## [GIVEN TASK]
Your task is to output the entries below word for word.

## [RECORDS FOR THE TASK]
--- START ---
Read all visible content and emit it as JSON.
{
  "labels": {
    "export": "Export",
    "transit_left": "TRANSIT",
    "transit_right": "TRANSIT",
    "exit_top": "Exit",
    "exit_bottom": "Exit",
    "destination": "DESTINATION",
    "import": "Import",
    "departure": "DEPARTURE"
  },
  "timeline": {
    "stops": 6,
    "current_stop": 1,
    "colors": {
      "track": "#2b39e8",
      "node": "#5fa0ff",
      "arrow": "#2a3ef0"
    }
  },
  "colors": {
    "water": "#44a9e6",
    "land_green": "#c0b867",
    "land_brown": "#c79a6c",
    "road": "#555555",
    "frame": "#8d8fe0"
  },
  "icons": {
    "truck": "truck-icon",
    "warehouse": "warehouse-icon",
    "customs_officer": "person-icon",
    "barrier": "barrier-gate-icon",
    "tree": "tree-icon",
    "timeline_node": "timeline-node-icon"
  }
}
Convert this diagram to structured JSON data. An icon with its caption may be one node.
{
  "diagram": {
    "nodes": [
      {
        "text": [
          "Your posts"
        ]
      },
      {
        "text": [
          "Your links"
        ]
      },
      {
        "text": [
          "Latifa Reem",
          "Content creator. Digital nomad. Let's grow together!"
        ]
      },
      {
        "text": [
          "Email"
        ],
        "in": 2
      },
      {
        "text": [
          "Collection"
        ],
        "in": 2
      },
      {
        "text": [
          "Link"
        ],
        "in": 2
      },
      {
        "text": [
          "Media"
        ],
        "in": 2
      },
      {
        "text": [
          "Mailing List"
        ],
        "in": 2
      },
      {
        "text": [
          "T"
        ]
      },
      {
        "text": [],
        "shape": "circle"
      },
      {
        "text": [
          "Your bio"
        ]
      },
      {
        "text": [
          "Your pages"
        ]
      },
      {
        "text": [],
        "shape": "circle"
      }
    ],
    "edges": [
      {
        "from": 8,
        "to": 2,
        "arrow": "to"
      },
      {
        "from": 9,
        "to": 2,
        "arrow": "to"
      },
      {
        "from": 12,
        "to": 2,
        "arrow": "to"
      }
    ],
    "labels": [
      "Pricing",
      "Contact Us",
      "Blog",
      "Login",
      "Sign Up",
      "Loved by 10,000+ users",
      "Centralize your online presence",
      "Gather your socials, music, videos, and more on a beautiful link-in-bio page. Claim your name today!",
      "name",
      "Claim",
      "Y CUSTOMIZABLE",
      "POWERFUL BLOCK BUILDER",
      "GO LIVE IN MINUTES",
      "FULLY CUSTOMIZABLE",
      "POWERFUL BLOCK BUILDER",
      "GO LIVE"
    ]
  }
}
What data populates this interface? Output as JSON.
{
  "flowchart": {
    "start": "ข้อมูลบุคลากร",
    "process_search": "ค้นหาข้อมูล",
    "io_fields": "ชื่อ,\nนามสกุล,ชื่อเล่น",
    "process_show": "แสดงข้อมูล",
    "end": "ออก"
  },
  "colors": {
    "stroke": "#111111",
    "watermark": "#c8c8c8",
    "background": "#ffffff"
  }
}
--- END ---
## [RESPONSE BELOW]
Read all visible content and emit it as JSON.
{
  "labels": {
    "export": "Export",
    "transit_left": "TRANSIT",
    "transit_right": "TRANSIT",
    "exit_top": "Exit",
    "exit_bottom": "Exit",
    "destination": "DESTINATION",
    "import": "Import",
    "departure": "DEPARTURE"
  },
  "timeline": {
    "stops": 6,
    "current_stop": 1,
    "colors": {
      "track": "#2b39e8",
      "node": "#5fa0ff",
      "arrow": "#2a3ef0"
    }
  },
  "colors": {
    "water": "#44a9e6",
    "land_green": "#c0b867",
    "land_brown": "#c79a6c",
    "road": "#555555",
    "frame": "#8d8fe0"
  },
  "icons": {
    "truck": "truck-icon",
    "warehouse": "warehouse-icon",
    "customs_officer": "person-icon",
    "barrier": "barrier-gate-icon",
    "tree": "tree-icon",
    "timeline_node": "timeline-node-icon"
  }
}
Convert this diagram to structured JSON data. An icon with its caption may be one node.
{
  "diagram": {
    "nodes": [
      {
        "text": [
          "Your posts"
        ]
      },
      {
        "text": [
          "Your links"
        ]
      },
      {
        "text": [
          "Latifa Reem",
          "Content creator. Digital nomad. Let's grow together!"
        ]
      },
      {
        "text": [
          "Email"
        ],
        "in": 2
      },
      {
        "text": [
          "Collection"
        ],
        "in": 2
      },
      {
        "text": [
          "Link"
        ],
        "in": 2
      },
      {
        "text": [
          "Media"
        ],
        "in": 2
      },
      {
        "text": [
          "Mailing List"
        ],
        "in": 2
      },
      {
        "text": [
          "T"
        ]
      },
      {
        "text": [],
        "shape": "circle"
      },
      {
        "text": [
          "Your bio"
        ]
      },
      {
        "text": [
          "Your pages"
        ]
      },
      {
        "text": [],
        "shape": "circle"
      }
    ],
    "edges": [
      {
        "from": 8,
        "to": 2,
        "arrow": "to"
      },
      {
        "from": 9,
        "to": 2,
        "arrow": "to"
      },
      {
        "from": 12,
        "to": 2,
        "arrow": "to"
      }
    ],
    "labels": [
      "Pricing",
      "Contact Us",
      "Blog",
      "Login",
      "Sign Up",
      "Loved by 10,000+ users",
      "Centralize your online presence",
      "Gather your socials, music, videos, and more on a beautiful link-in-bio page. Claim your name today!",
      "name",
      "Claim",
      "Y CUSTOMIZABLE",
      "POWERFUL BLOCK BUILDER",
      "GO LIVE IN MINUTES",
      "FULLY CUSTOMIZABLE",
      "POWERFUL BLOCK BUILDER",
      "GO LIVE"
    ]
  }
}
What data populates this interface? Output as JSON.
{
  "flowchart": {
    "start": "ข้อมูลบุคลากร",
    "process_search": "ค้นหาข้อมูล",
    "io_fields": "ชื่อ,\nนามสกุล,ชื่อเล่น",
    "process_show": "แสดงข้อมูล",
    "end": "ออก"
  },
  "colors": {
    "stroke": "#111111",
    "watermark": "#c8c8c8",
    "background": "#ffffff"
  }
}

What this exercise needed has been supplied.